— START OF Data shown —

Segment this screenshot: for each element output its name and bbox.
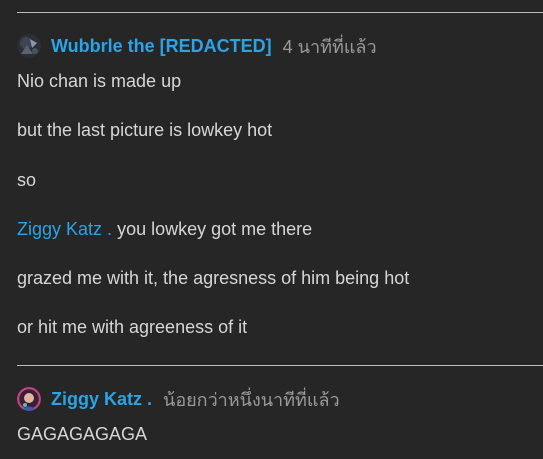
- author-name[interactable]: Ziggy Katz .: [51, 389, 152, 410]
- divider: [17, 12, 543, 13]
- comment-timestamp[interactable]: น้อยกว่าหนึ่งนาทีที่แล้ว: [163, 385, 340, 414]
- comment-line: or hit me with agreeness of it: [17, 317, 248, 337]
- comment-line-text: you lowkey got me there: [117, 219, 313, 239]
- comment-line: grazed me with it, the agresness of him …: [17, 268, 410, 288]
- comment-header: Wubbrle the [REDACTED] 4 นาทีที่แล้ว: [17, 33, 543, 59]
- author-name[interactable]: Wubbrle the [REDACTED]: [51, 36, 272, 57]
- avatar[interactable]: [17, 387, 41, 411]
- comment-timestamp[interactable]: 4 นาทีที่แล้ว: [283, 32, 377, 61]
- comment-line: Ziggy Katz . you lowkey got me there: [17, 218, 535, 240]
- comment-line: GAGAGAGAGA: [17, 424, 148, 444]
- divider: [17, 365, 543, 366]
- comment-line: but the last picture is lowkey hot: [17, 120, 273, 140]
- comment-line: Nio chan is made up: [17, 71, 182, 91]
- user-mention-link[interactable]: Ziggy Katz .: [17, 219, 112, 239]
- comment-line: so: [17, 170, 37, 190]
- avatar[interactable]: [17, 34, 41, 58]
- comment-header: Ziggy Katz . น้อยกว่าหนึ่งนาทีที่แล้ว: [17, 386, 543, 412]
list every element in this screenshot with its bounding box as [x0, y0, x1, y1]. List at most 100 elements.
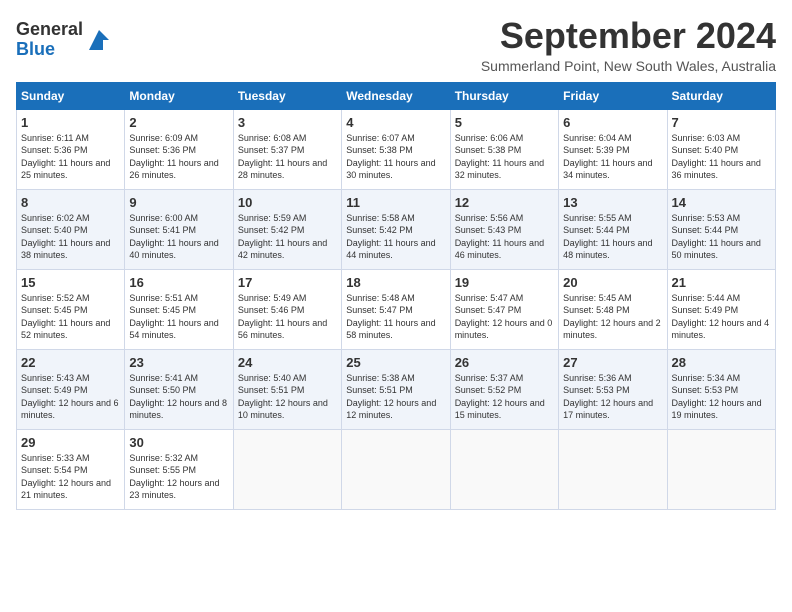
sunset-label: Sunset: 5:53 PM	[672, 385, 739, 395]
sunrise-label: Sunrise: 5:47 AM	[455, 293, 524, 303]
calendar-cell	[450, 429, 558, 509]
daylight-label: Daylight: 11 hours and 56 minutes.	[238, 318, 327, 341]
day-info: Sunrise: 5:38 AM Sunset: 5:51 PM Dayligh…	[346, 372, 445, 422]
sunset-label: Sunset: 5:55 PM	[129, 465, 196, 475]
day-number: 24	[238, 355, 337, 370]
day-number: 22	[21, 355, 120, 370]
calendar-cell: 16 Sunrise: 5:51 AM Sunset: 5:45 PM Dayl…	[125, 269, 233, 349]
calendar-cell	[233, 429, 341, 509]
calendar-cell: 26 Sunrise: 5:37 AM Sunset: 5:52 PM Dayl…	[450, 349, 558, 429]
sunset-label: Sunset: 5:43 PM	[455, 225, 522, 235]
calendar-week-row: 22 Sunrise: 5:43 AM Sunset: 5:49 PM Dayl…	[17, 349, 776, 429]
daylight-label: Daylight: 11 hours and 38 minutes.	[21, 238, 110, 261]
day-info: Sunrise: 5:34 AM Sunset: 5:53 PM Dayligh…	[672, 372, 771, 422]
weekday-header-monday: Monday	[125, 82, 233, 109]
calendar-cell: 23 Sunrise: 5:41 AM Sunset: 5:50 PM Dayl…	[125, 349, 233, 429]
weekday-header-saturday: Saturday	[667, 82, 775, 109]
calendar-cell	[667, 429, 775, 509]
calendar-table: SundayMondayTuesdayWednesdayThursdayFrid…	[16, 82, 776, 510]
day-number: 9	[129, 195, 228, 210]
sunset-label: Sunset: 5:41 PM	[129, 225, 196, 235]
sunset-label: Sunset: 5:42 PM	[346, 225, 413, 235]
daylight-label: Daylight: 11 hours and 58 minutes.	[346, 318, 435, 341]
sunrise-label: Sunrise: 5:51 AM	[129, 293, 198, 303]
calendar-cell: 21 Sunrise: 5:44 AM Sunset: 5:49 PM Dayl…	[667, 269, 775, 349]
calendar-week-row: 15 Sunrise: 5:52 AM Sunset: 5:45 PM Dayl…	[17, 269, 776, 349]
logo-icon	[85, 26, 113, 54]
day-info: Sunrise: 5:44 AM Sunset: 5:49 PM Dayligh…	[672, 292, 771, 342]
sunrise-label: Sunrise: 5:38 AM	[346, 373, 415, 383]
sunrise-label: Sunrise: 5:43 AM	[21, 373, 90, 383]
logo-blue-text: Blue	[16, 39, 55, 59]
day-number: 29	[21, 435, 120, 450]
sunset-label: Sunset: 5:48 PM	[563, 305, 630, 315]
day-number: 7	[672, 115, 771, 130]
day-number: 6	[563, 115, 662, 130]
sunset-label: Sunset: 5:50 PM	[129, 385, 196, 395]
sunrise-label: Sunrise: 5:49 AM	[238, 293, 307, 303]
calendar-cell: 24 Sunrise: 5:40 AM Sunset: 5:51 PM Dayl…	[233, 349, 341, 429]
calendar-cell: 27 Sunrise: 5:36 AM Sunset: 5:53 PM Dayl…	[559, 349, 667, 429]
day-info: Sunrise: 5:36 AM Sunset: 5:53 PM Dayligh…	[563, 372, 662, 422]
sunset-label: Sunset: 5:38 PM	[346, 145, 413, 155]
sunset-label: Sunset: 5:42 PM	[238, 225, 305, 235]
sunset-label: Sunset: 5:51 PM	[346, 385, 413, 395]
day-number: 23	[129, 355, 228, 370]
sunset-label: Sunset: 5:39 PM	[563, 145, 630, 155]
day-info: Sunrise: 5:49 AM Sunset: 5:46 PM Dayligh…	[238, 292, 337, 342]
day-number: 12	[455, 195, 554, 210]
page-header: General Blue September 2024 Summerland P…	[16, 16, 776, 74]
sunset-label: Sunset: 5:52 PM	[455, 385, 522, 395]
day-info: Sunrise: 5:37 AM Sunset: 5:52 PM Dayligh…	[455, 372, 554, 422]
daylight-label: Daylight: 12 hours and 21 minutes.	[21, 478, 111, 501]
daylight-label: Daylight: 11 hours and 32 minutes.	[455, 158, 544, 181]
day-number: 1	[21, 115, 120, 130]
day-info: Sunrise: 6:03 AM Sunset: 5:40 PM Dayligh…	[672, 132, 771, 182]
day-number: 16	[129, 275, 228, 290]
daylight-label: Daylight: 12 hours and 19 minutes.	[672, 398, 762, 421]
sunrise-label: Sunrise: 5:53 AM	[672, 213, 741, 223]
daylight-label: Daylight: 11 hours and 34 minutes.	[563, 158, 652, 181]
sunrise-label: Sunrise: 6:07 AM	[346, 133, 415, 143]
weekday-header-wednesday: Wednesday	[342, 82, 450, 109]
calendar-cell: 15 Sunrise: 5:52 AM Sunset: 5:45 PM Dayl…	[17, 269, 125, 349]
daylight-label: Daylight: 12 hours and 17 minutes.	[563, 398, 653, 421]
daylight-label: Daylight: 12 hours and 10 minutes.	[238, 398, 328, 421]
sunrise-label: Sunrise: 6:11 AM	[21, 133, 89, 143]
sunrise-label: Sunrise: 5:33 AM	[21, 453, 90, 463]
location-subtitle: Summerland Point, New South Wales, Austr…	[481, 58, 776, 74]
daylight-label: Daylight: 11 hours and 40 minutes.	[129, 238, 218, 261]
calendar-cell: 2 Sunrise: 6:09 AM Sunset: 5:36 PM Dayli…	[125, 109, 233, 189]
sunrise-label: Sunrise: 5:48 AM	[346, 293, 415, 303]
sunset-label: Sunset: 5:53 PM	[563, 385, 630, 395]
sunrise-label: Sunrise: 5:59 AM	[238, 213, 307, 223]
daylight-label: Daylight: 11 hours and 42 minutes.	[238, 238, 327, 261]
calendar-cell: 12 Sunrise: 5:56 AM Sunset: 5:43 PM Dayl…	[450, 189, 558, 269]
day-number: 27	[563, 355, 662, 370]
daylight-label: Daylight: 12 hours and 15 minutes.	[455, 398, 545, 421]
day-number: 3	[238, 115, 337, 130]
day-number: 14	[672, 195, 771, 210]
sunrise-label: Sunrise: 5:52 AM	[21, 293, 90, 303]
sunset-label: Sunset: 5:44 PM	[672, 225, 739, 235]
day-number: 13	[563, 195, 662, 210]
day-number: 15	[21, 275, 120, 290]
day-info: Sunrise: 5:48 AM Sunset: 5:47 PM Dayligh…	[346, 292, 445, 342]
day-number: 11	[346, 195, 445, 210]
day-info: Sunrise: 5:40 AM Sunset: 5:51 PM Dayligh…	[238, 372, 337, 422]
daylight-label: Daylight: 11 hours and 36 minutes.	[672, 158, 761, 181]
daylight-label: Daylight: 12 hours and 8 minutes.	[129, 398, 227, 421]
calendar-week-row: 1 Sunrise: 6:11 AM Sunset: 5:36 PM Dayli…	[17, 109, 776, 189]
calendar-cell: 22 Sunrise: 5:43 AM Sunset: 5:49 PM Dayl…	[17, 349, 125, 429]
sunset-label: Sunset: 5:44 PM	[563, 225, 630, 235]
sunset-label: Sunset: 5:36 PM	[129, 145, 196, 155]
sunrise-label: Sunrise: 5:58 AM	[346, 213, 415, 223]
sunrise-label: Sunrise: 5:40 AM	[238, 373, 307, 383]
sunset-label: Sunset: 5:51 PM	[238, 385, 305, 395]
sunrise-label: Sunrise: 5:44 AM	[672, 293, 741, 303]
weekday-header-row: SundayMondayTuesdayWednesdayThursdayFrid…	[17, 82, 776, 109]
daylight-label: Daylight: 11 hours and 26 minutes.	[129, 158, 218, 181]
calendar-cell: 20 Sunrise: 5:45 AM Sunset: 5:48 PM Dayl…	[559, 269, 667, 349]
day-info: Sunrise: 5:45 AM Sunset: 5:48 PM Dayligh…	[563, 292, 662, 342]
calendar-cell: 5 Sunrise: 6:06 AM Sunset: 5:38 PM Dayli…	[450, 109, 558, 189]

— END OF Data shown —

Goal: Rewrite the lines of the records that begin at the line containing "- author-name[interactable]: Ziggy" and stop after the line containing "- comment-header: Wubbrle", replacing "divider" with "separator" and leaving everything else unchanged.

Correct response:
- author-name[interactable]: Ziggy Katz .: [51, 389, 152, 410]
- separator: [17, 12, 543, 13]
- comment-timestamp[interactable]: น้อยกว่าหนึ่งนาทีที่แล้ว: [163, 385, 340, 414]
- comment-line: or hit me with agreeness of it: [17, 317, 248, 337]
- comment-line-text: you lowkey got me there: [117, 219, 313, 239]
- comment-line: grazed me with it, the agresness of him …: [17, 268, 410, 288]
- comment-header: Wubbrle the [REDACTED] 4 นาทีที่แล้ว: [17, 33, 543, 59]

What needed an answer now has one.